**WORK TO BE COMPLETED**
Show all lines holding "name".

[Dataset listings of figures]

* START *

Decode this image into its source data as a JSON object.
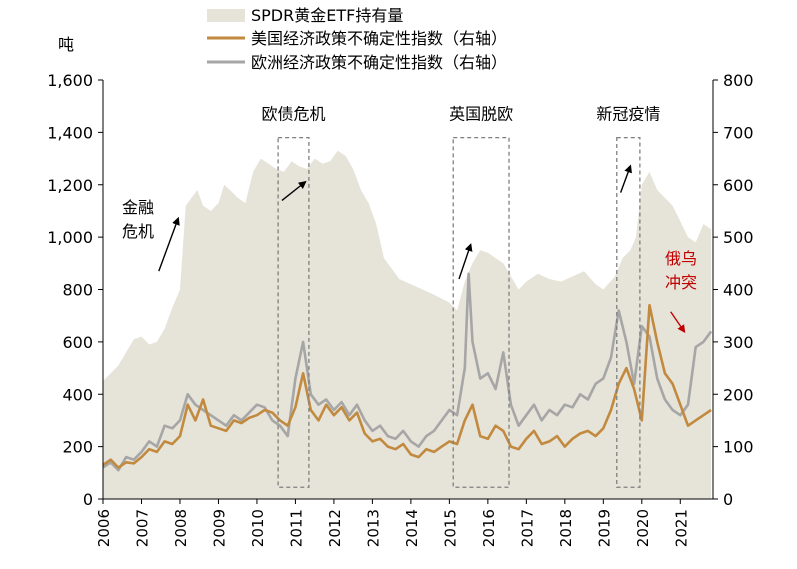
{
  "chart_data": {
    "type": "area",
    "left_axis": {
      "unit_label": "吨",
      "ylim": [
        0,
        1600
      ],
      "ticks": [
        "0",
        "200",
        "400",
        "600",
        "800",
        "1,000",
        "1,200",
        "1,400",
        "1,600"
      ]
    },
    "right_axis": {
      "ylim": [
        0,
        800
      ],
      "ticks": [
        "0",
        "100",
        "200",
        "300",
        "400",
        "500",
        "600",
        "700",
        "800"
      ]
    },
    "x_ticks": [
      "2006",
      "2007",
      "2008",
      "2009",
      "2010",
      "2011",
      "2012",
      "2013",
      "2014",
      "2015",
      "2016",
      "2017",
      "2018",
      "2019",
      "2020",
      "2021"
    ],
    "xlim": [
      2006,
      2021.85
    ],
    "legend": {
      "placement": "top",
      "entries": [
        {
          "label": "SPDR黄金ETF持有量",
          "color": "#e6e3d9",
          "style": "area"
        },
        {
          "label": "美国经济政策不确定性指数（右轴）",
          "color": "#c28a3f",
          "style": "line"
        },
        {
          "label": "欧洲经济政策不确定性指数（右轴）",
          "color": "#a6a6a6",
          "style": "line"
        }
      ]
    },
    "series": [
      {
        "name": "SPDR黄金ETF持有量",
        "axis": "left",
        "x": [
          2006.0,
          2006.2,
          2006.4,
          2006.6,
          2006.8,
          2007.0,
          2007.2,
          2007.4,
          2007.6,
          2007.8,
          2008.0,
          2008.15,
          2008.3,
          2008.45,
          2008.6,
          2008.8,
          2009.0,
          2009.15,
          2009.3,
          2009.5,
          2009.7,
          2009.9,
          2010.1,
          2010.3,
          2010.5,
          2010.7,
          2010.9,
          2011.1,
          2011.3,
          2011.5,
          2011.7,
          2011.9,
          2012.1,
          2012.3,
          2012.5,
          2012.7,
          2012.9,
          2013.1,
          2013.3,
          2013.5,
          2013.7,
          2014.0,
          2014.3,
          2014.6,
          2015.0,
          2015.2,
          2015.4,
          2015.6,
          2015.8,
          2016.0,
          2016.2,
          2016.4,
          2016.6,
          2016.8,
          2017.0,
          2017.3,
          2017.6,
          2017.9,
          2018.2,
          2018.5,
          2018.8,
          2019.0,
          2019.3,
          2019.5,
          2019.7,
          2019.85,
          2020.0,
          2020.2,
          2020.4,
          2020.6,
          2020.8,
          2021.0,
          2021.2,
          2021.4,
          2021.6,
          2021.8
        ],
        "values": [
          450,
          480,
          510,
          560,
          610,
          620,
          590,
          600,
          650,
          730,
          800,
          1120,
          1150,
          1180,
          1120,
          1100,
          1130,
          1200,
          1180,
          1150,
          1130,
          1250,
          1300,
          1280,
          1260,
          1250,
          1290,
          1270,
          1260,
          1300,
          1280,
          1290,
          1330,
          1310,
          1260,
          1180,
          1130,
          1050,
          920,
          880,
          840,
          820,
          800,
          780,
          750,
          720,
          830,
          900,
          950,
          940,
          920,
          900,
          850,
          800,
          830,
          860,
          840,
          830,
          850,
          870,
          820,
          800,
          850,
          920,
          950,
          1000,
          1200,
          1250,
          1180,
          1150,
          1120,
          1060,
          1000,
          980,
          1050,
          1030
        ]
      },
      {
        "name": "美国经济政策不确定性指数（右轴）",
        "axis": "right",
        "x": [
          2006.0,
          2006.2,
          2006.4,
          2006.6,
          2006.8,
          2007.0,
          2007.2,
          2007.4,
          2007.6,
          2007.8,
          2008.0,
          2008.2,
          2008.4,
          2008.6,
          2008.8,
          2009.0,
          2009.2,
          2009.4,
          2009.6,
          2009.8,
          2010.0,
          2010.2,
          2010.4,
          2010.6,
          2010.8,
          2011.0,
          2011.2,
          2011.4,
          2011.6,
          2011.8,
          2012.0,
          2012.2,
          2012.4,
          2012.6,
          2012.8,
          2013.0,
          2013.2,
          2013.4,
          2013.6,
          2013.8,
          2014.0,
          2014.2,
          2014.4,
          2014.6,
          2014.8,
          2015.0,
          2015.2,
          2015.4,
          2015.6,
          2015.8,
          2016.0,
          2016.2,
          2016.4,
          2016.6,
          2016.8,
          2017.0,
          2017.2,
          2017.4,
          2017.6,
          2017.8,
          2018.0,
          2018.2,
          2018.4,
          2018.6,
          2018.8,
          2019.0,
          2019.2,
          2019.4,
          2019.6,
          2019.8,
          2020.0,
          2020.2,
          2020.4,
          2020.6,
          2020.8,
          2021.0,
          2021.2,
          2021.4,
          2021.6,
          2021.8
        ],
        "values": [
          65,
          75,
          60,
          70,
          68,
          80,
          95,
          90,
          110,
          105,
          120,
          180,
          150,
          190,
          140,
          135,
          130,
          150,
          145,
          155,
          160,
          170,
          165,
          150,
          140,
          175,
          240,
          170,
          150,
          180,
          160,
          175,
          150,
          165,
          125,
          110,
          115,
          100,
          95,
          105,
          85,
          80,
          95,
          90,
          100,
          110,
          105,
          150,
          180,
          120,
          115,
          140,
          130,
          100,
          95,
          115,
          130,
          105,
          110,
          120,
          100,
          115,
          125,
          130,
          120,
          135,
          170,
          220,
          250,
          210,
          150,
          370,
          300,
          240,
          220,
          180,
          140,
          150,
          160,
          170
        ]
      },
      {
        "name": "欧洲经济政策不确定性指数（右轴）",
        "axis": "right",
        "x": [
          2006.0,
          2006.2,
          2006.4,
          2006.6,
          2006.8,
          2007.0,
          2007.2,
          2007.4,
          2007.6,
          2007.8,
          2008.0,
          2008.2,
          2008.4,
          2008.6,
          2008.8,
          2009.0,
          2009.2,
          2009.4,
          2009.6,
          2009.8,
          2010.0,
          2010.2,
          2010.4,
          2010.6,
          2010.8,
          2011.0,
          2011.2,
          2011.4,
          2011.6,
          2011.8,
          2012.0,
          2012.2,
          2012.4,
          2012.6,
          2012.8,
          2013.0,
          2013.2,
          2013.4,
          2013.6,
          2013.8,
          2014.0,
          2014.2,
          2014.4,
          2014.6,
          2014.8,
          2015.0,
          2015.2,
          2015.4,
          2015.5,
          2015.6,
          2015.8,
          2016.0,
          2016.2,
          2016.4,
          2016.6,
          2016.8,
          2017.0,
          2017.2,
          2017.4,
          2017.6,
          2017.8,
          2018.0,
          2018.2,
          2018.4,
          2018.6,
          2018.8,
          2019.0,
          2019.2,
          2019.4,
          2019.6,
          2019.8,
          2020.0,
          2020.2,
          2020.4,
          2020.6,
          2020.8,
          2021.0,
          2021.2,
          2021.4,
          2021.6,
          2021.8
        ],
        "values": [
          60,
          70,
          55,
          80,
          75,
          90,
          110,
          100,
          140,
          135,
          150,
          200,
          180,
          170,
          160,
          150,
          140,
          160,
          150,
          165,
          180,
          175,
          150,
          140,
          120,
          230,
          300,
          200,
          180,
          190,
          170,
          185,
          160,
          180,
          150,
          130,
          140,
          120,
          115,
          130,
          110,
          100,
          120,
          130,
          150,
          170,
          160,
          250,
          430,
          300,
          230,
          240,
          210,
          280,
          180,
          140,
          160,
          180,
          150,
          170,
          160,
          180,
          175,
          200,
          190,
          220,
          230,
          270,
          360,
          300,
          220,
          330,
          310,
          230,
          190,
          170,
          160,
          180,
          290,
          300,
          320
        ]
      }
    ],
    "annotations": {
      "event_boxes": [
        {
          "label": "欧债危机",
          "x_start": 2010.55,
          "x_end": 2011.35,
          "y_top": 1380,
          "y_bottom": 45
        },
        {
          "label": "英国脱欧",
          "x_start": 2015.1,
          "x_end": 2016.55,
          "y_top": 1380,
          "y_bottom": 45
        },
        {
          "label": "新冠疫情",
          "x_start": 2019.35,
          "x_end": 2019.95,
          "y_top": 1380,
          "y_bottom": 45
        }
      ],
      "texts": [
        {
          "lines": [
            "金融",
            "危机"
          ],
          "color": "#000000"
        },
        {
          "lines": [
            "俄乌",
            "冲突"
          ],
          "color": "#c00000"
        }
      ],
      "arrows": [
        {
          "from": [
            2007.45,
            870
          ],
          "to": [
            2007.95,
            1070
          ],
          "color": "#000000"
        },
        {
          "from": [
            2010.65,
            1140
          ],
          "to": [
            2011.25,
            1210
          ],
          "color": "#000000"
        },
        {
          "from": [
            2015.25,
            840
          ],
          "to": [
            2015.55,
            970
          ],
          "color": "#000000"
        },
        {
          "from": [
            2019.45,
            1170
          ],
          "to": [
            2019.7,
            1270
          ],
          "color": "#000000"
        },
        {
          "from": [
            2020.75,
            715
          ],
          "to": [
            2021.1,
            640
          ],
          "color": "#c00000"
        }
      ]
    }
  }
}
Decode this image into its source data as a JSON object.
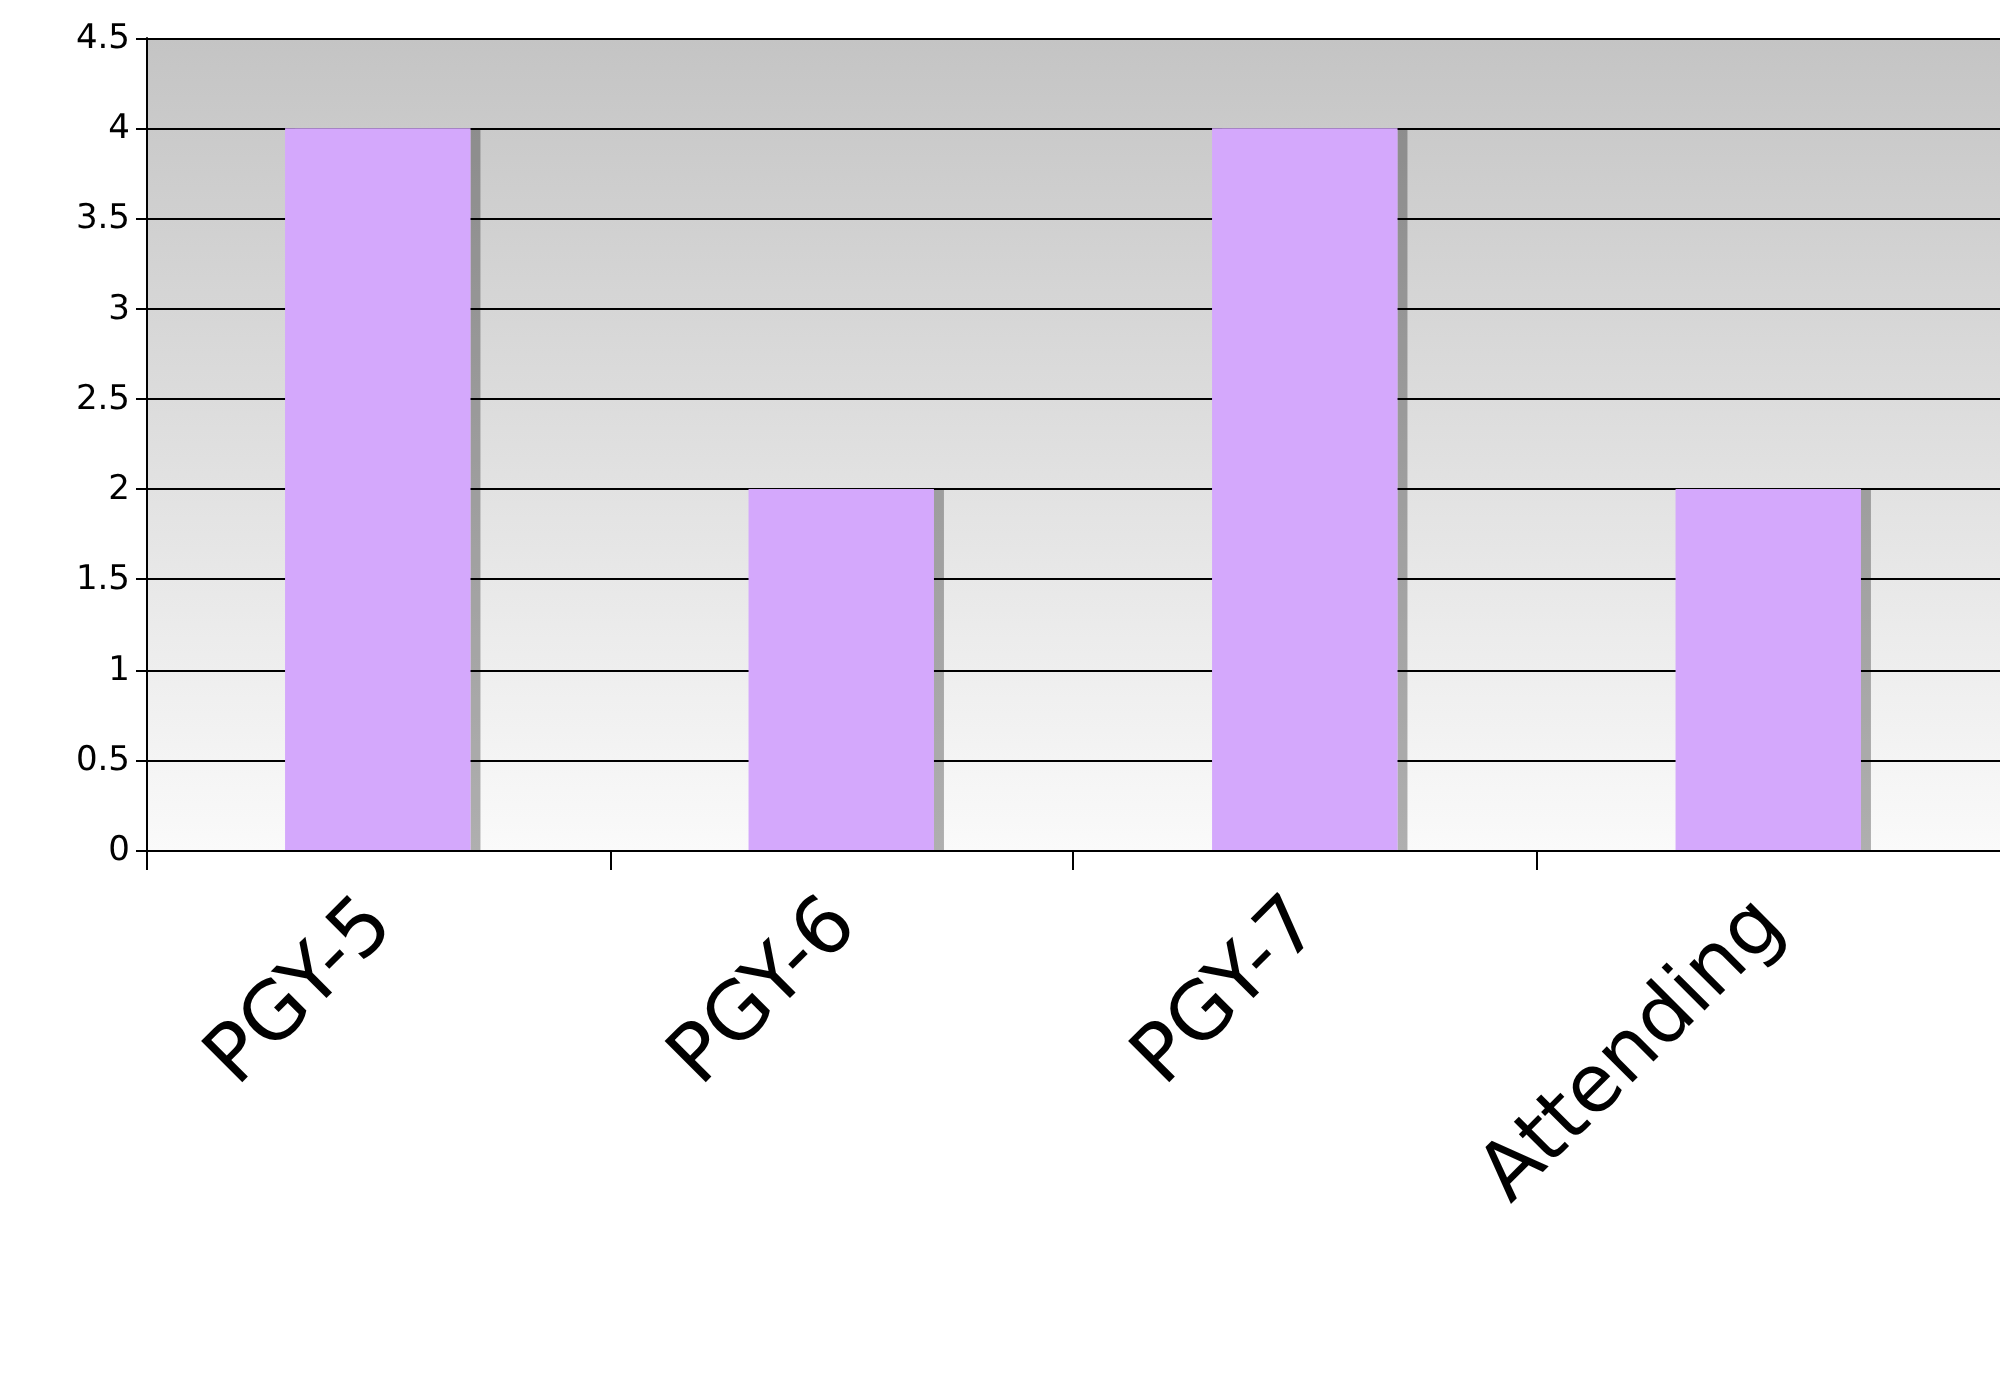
{
  "chart_data": {
    "type": "bar",
    "categories": [
      "PGY-5",
      "PGY-6",
      "PGY-7",
      "Attending"
    ],
    "values": [
      4,
      2,
      4,
      2
    ],
    "color": "#d4a8fc",
    "ylim": [
      0,
      4.5
    ],
    "yticks": [
      0,
      0.5,
      1,
      1.5,
      2,
      2.5,
      3,
      3.5,
      4,
      4.5
    ],
    "grid": "y"
  }
}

* END *

**TASK RESULT**
        "name": "SPDR黄金ETF持有量",
        "name": "美国经济政策不确定性指数（右轴）",
        "name": "欧洲经济政策不确定性指数（右轴）",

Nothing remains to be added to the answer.